> [Records shown]
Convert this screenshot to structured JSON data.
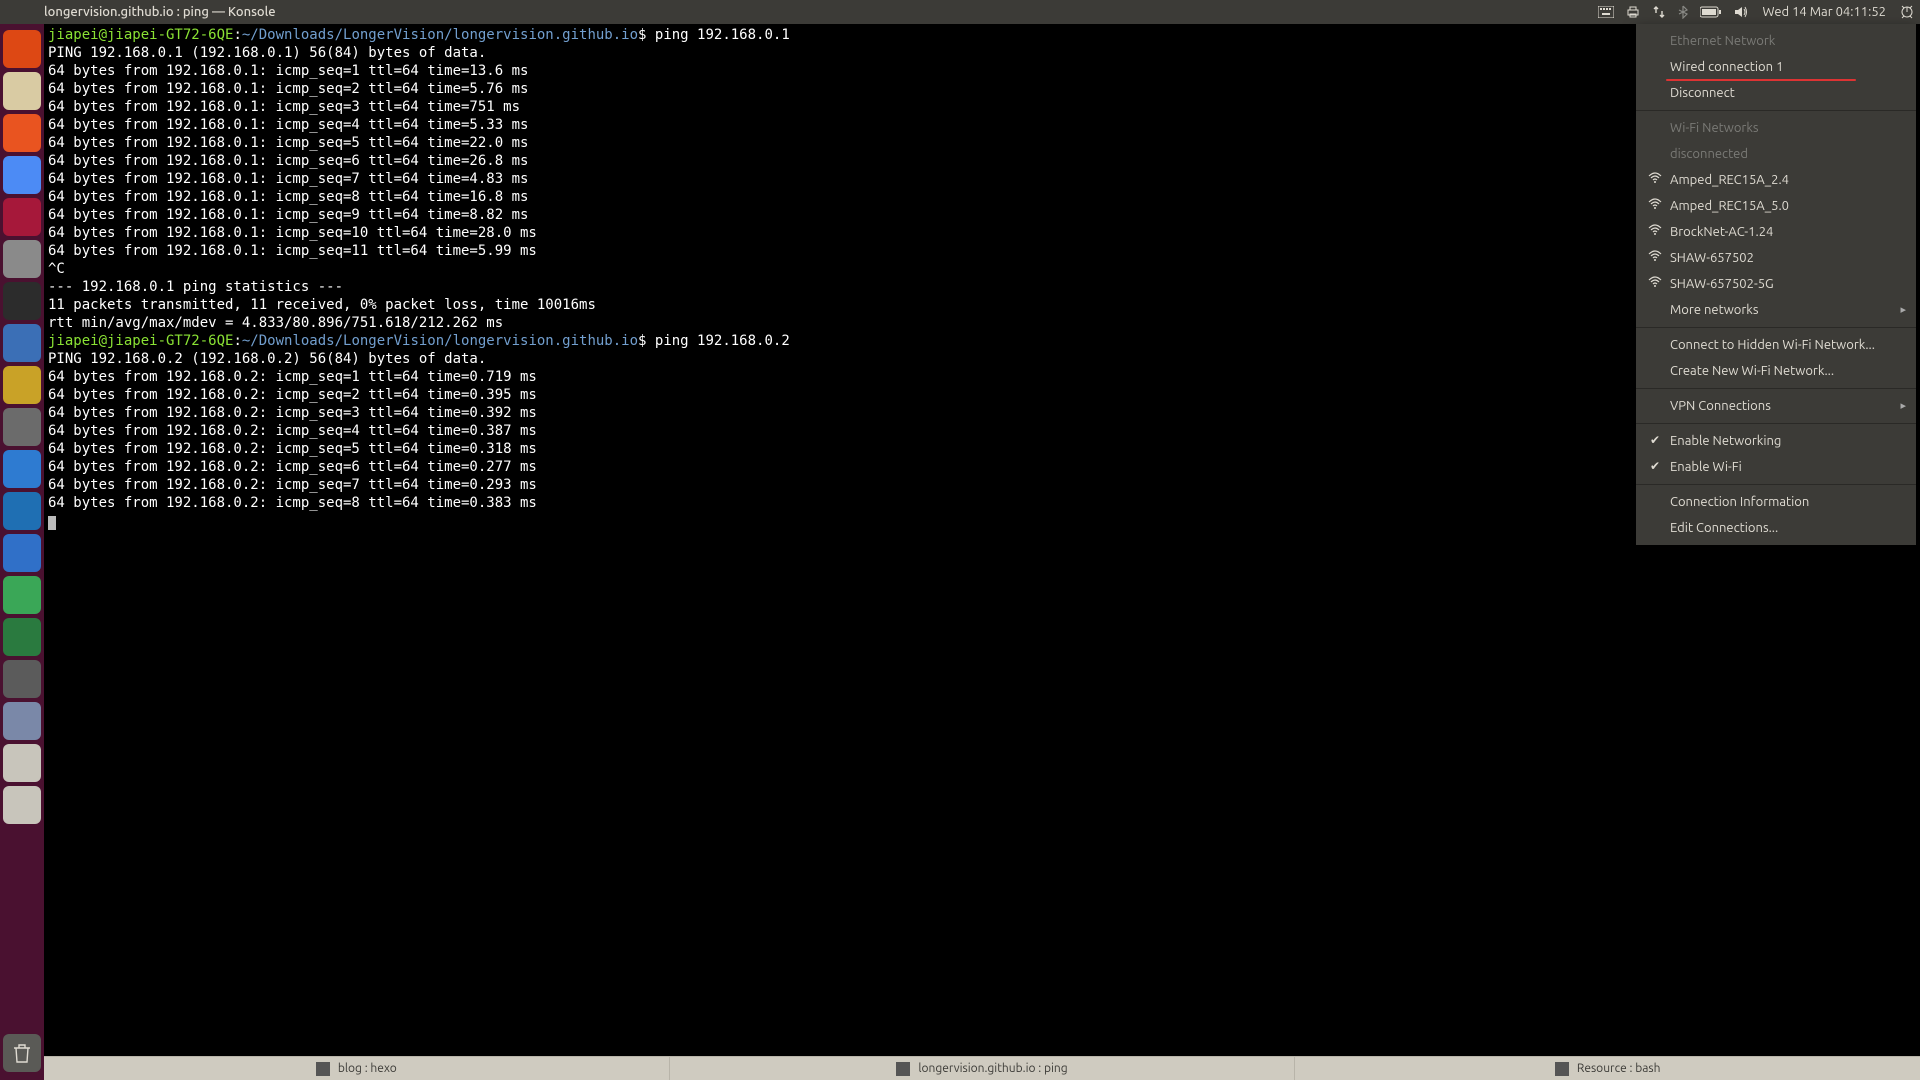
{
  "top_panel": {
    "title": "longervision.github.io : ping — Konsole",
    "datetime": "Wed 14 Mar 04:11:52"
  },
  "terminal": {
    "lines": [
      {
        "type": "prompt",
        "user": "jiapei@jiapei-GT72-6QE",
        "path": "~/Downloads/LongerVision/longervision.github.io",
        "cmd": "ping 192.168.0.1"
      },
      {
        "type": "out",
        "text": "PING 192.168.0.1 (192.168.0.1) 56(84) bytes of data."
      },
      {
        "type": "out",
        "text": "64 bytes from 192.168.0.1: icmp_seq=1 ttl=64 time=13.6 ms"
      },
      {
        "type": "out",
        "text": "64 bytes from 192.168.0.1: icmp_seq=2 ttl=64 time=5.76 ms"
      },
      {
        "type": "out",
        "text": "64 bytes from 192.168.0.1: icmp_seq=3 ttl=64 time=751 ms"
      },
      {
        "type": "out",
        "text": "64 bytes from 192.168.0.1: icmp_seq=4 ttl=64 time=5.33 ms"
      },
      {
        "type": "out",
        "text": "64 bytes from 192.168.0.1: icmp_seq=5 ttl=64 time=22.0 ms"
      },
      {
        "type": "out",
        "text": "64 bytes from 192.168.0.1: icmp_seq=6 ttl=64 time=26.8 ms"
      },
      {
        "type": "out",
        "text": "64 bytes from 192.168.0.1: icmp_seq=7 ttl=64 time=4.83 ms"
      },
      {
        "type": "out",
        "text": "64 bytes from 192.168.0.1: icmp_seq=8 ttl=64 time=16.8 ms"
      },
      {
        "type": "out",
        "text": "64 bytes from 192.168.0.1: icmp_seq=9 ttl=64 time=8.82 ms"
      },
      {
        "type": "out",
        "text": "64 bytes from 192.168.0.1: icmp_seq=10 ttl=64 time=28.0 ms"
      },
      {
        "type": "out",
        "text": "64 bytes from 192.168.0.1: icmp_seq=11 ttl=64 time=5.99 ms"
      },
      {
        "type": "out",
        "text": "^C"
      },
      {
        "type": "out",
        "text": "--- 192.168.0.1 ping statistics ---"
      },
      {
        "type": "out",
        "text": "11 packets transmitted, 11 received, 0% packet loss, time 10016ms"
      },
      {
        "type": "out",
        "text": "rtt min/avg/max/mdev = 4.833/80.896/751.618/212.262 ms"
      },
      {
        "type": "prompt",
        "user": "jiapei@jiapei-GT72-6QE",
        "path": "~/Downloads/LongerVision/longervision.github.io",
        "cmd": "ping 192.168.0.2"
      },
      {
        "type": "out",
        "text": "PING 192.168.0.2 (192.168.0.2) 56(84) bytes of data."
      },
      {
        "type": "out",
        "text": "64 bytes from 192.168.0.2: icmp_seq=1 ttl=64 time=0.719 ms"
      },
      {
        "type": "out",
        "text": "64 bytes from 192.168.0.2: icmp_seq=2 ttl=64 time=0.395 ms"
      },
      {
        "type": "out",
        "text": "64 bytes from 192.168.0.2: icmp_seq=3 ttl=64 time=0.392 ms"
      },
      {
        "type": "out",
        "text": "64 bytes from 192.168.0.2: icmp_seq=4 ttl=64 time=0.387 ms"
      },
      {
        "type": "out",
        "text": "64 bytes from 192.168.0.2: icmp_seq=5 ttl=64 time=0.318 ms"
      },
      {
        "type": "out",
        "text": "64 bytes from 192.168.0.2: icmp_seq=6 ttl=64 time=0.277 ms"
      },
      {
        "type": "out",
        "text": "64 bytes from 192.168.0.2: icmp_seq=7 ttl=64 time=0.293 ms"
      },
      {
        "type": "out",
        "text": "64 bytes from 192.168.0.2: icmp_seq=8 ttl=64 time=0.383 ms"
      }
    ]
  },
  "network_menu": {
    "ethernet_header": "Ethernet Network",
    "wired_connection": "Wired connection 1",
    "disconnect": "Disconnect",
    "wifi_header": "Wi-Fi Networks",
    "wifi_status": "disconnected",
    "networks": [
      "Amped_REC15A_2.4",
      "Amped_REC15A_5.0",
      "BrockNet-AC-1.24",
      "SHAW-657502",
      "SHAW-657502-5G"
    ],
    "more_networks": "More networks",
    "connect_hidden": "Connect to Hidden Wi-Fi Network...",
    "create_new": "Create New Wi-Fi Network...",
    "vpn": "VPN Connections",
    "enable_net": "Enable Networking",
    "enable_wifi": "Enable Wi-Fi",
    "conn_info": "Connection Information",
    "edit_conn": "Edit Connections..."
  },
  "bottom_bar": {
    "tasks": [
      "blog : hexo",
      "longervision.github.io : ping",
      "Resource : bash"
    ]
  },
  "launcher": {
    "items": [
      {
        "name": "dash",
        "color": "#dd4814"
      },
      {
        "name": "files",
        "color": "#d9cba3"
      },
      {
        "name": "software",
        "color": "#e95420"
      },
      {
        "name": "chromium",
        "color": "#4c8bf5"
      },
      {
        "name": "app-red",
        "color": "#a6183a"
      },
      {
        "name": "app-grey",
        "color": "#8a8a8a"
      },
      {
        "name": "terminal",
        "color": "#2c2c2c"
      },
      {
        "name": "jetbrains",
        "color": "#3b6fb6"
      },
      {
        "name": "app-yellow",
        "color": "#c9a227"
      },
      {
        "name": "settings",
        "color": "#6b6b6b"
      },
      {
        "name": "app-ball",
        "color": "#2e7bd1"
      },
      {
        "name": "code",
        "color": "#1f6fb3"
      },
      {
        "name": "shield",
        "color": "#3070c8"
      },
      {
        "name": "app-green1",
        "color": "#3aa757"
      },
      {
        "name": "app-green2",
        "color": "#2a7a3f"
      },
      {
        "name": "app-squares",
        "color": "#5b5b5b"
      },
      {
        "name": "app-img",
        "color": "#7a88a8"
      },
      {
        "name": "disk1",
        "color": "#c8c5bb"
      },
      {
        "name": "disk2",
        "color": "#c8c5bb"
      }
    ]
  }
}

> [What the task asks]
Track down the lines that include the word "data" and copy them.

> [Response below]
Convert this screenshot to structured JSON data.
        "text": "PING 192.168.0.1 (192.168.0.1) 56(84) bytes of data."
        "text": "PING 192.168.0.2 (192.168.0.2) 56(84) bytes of data."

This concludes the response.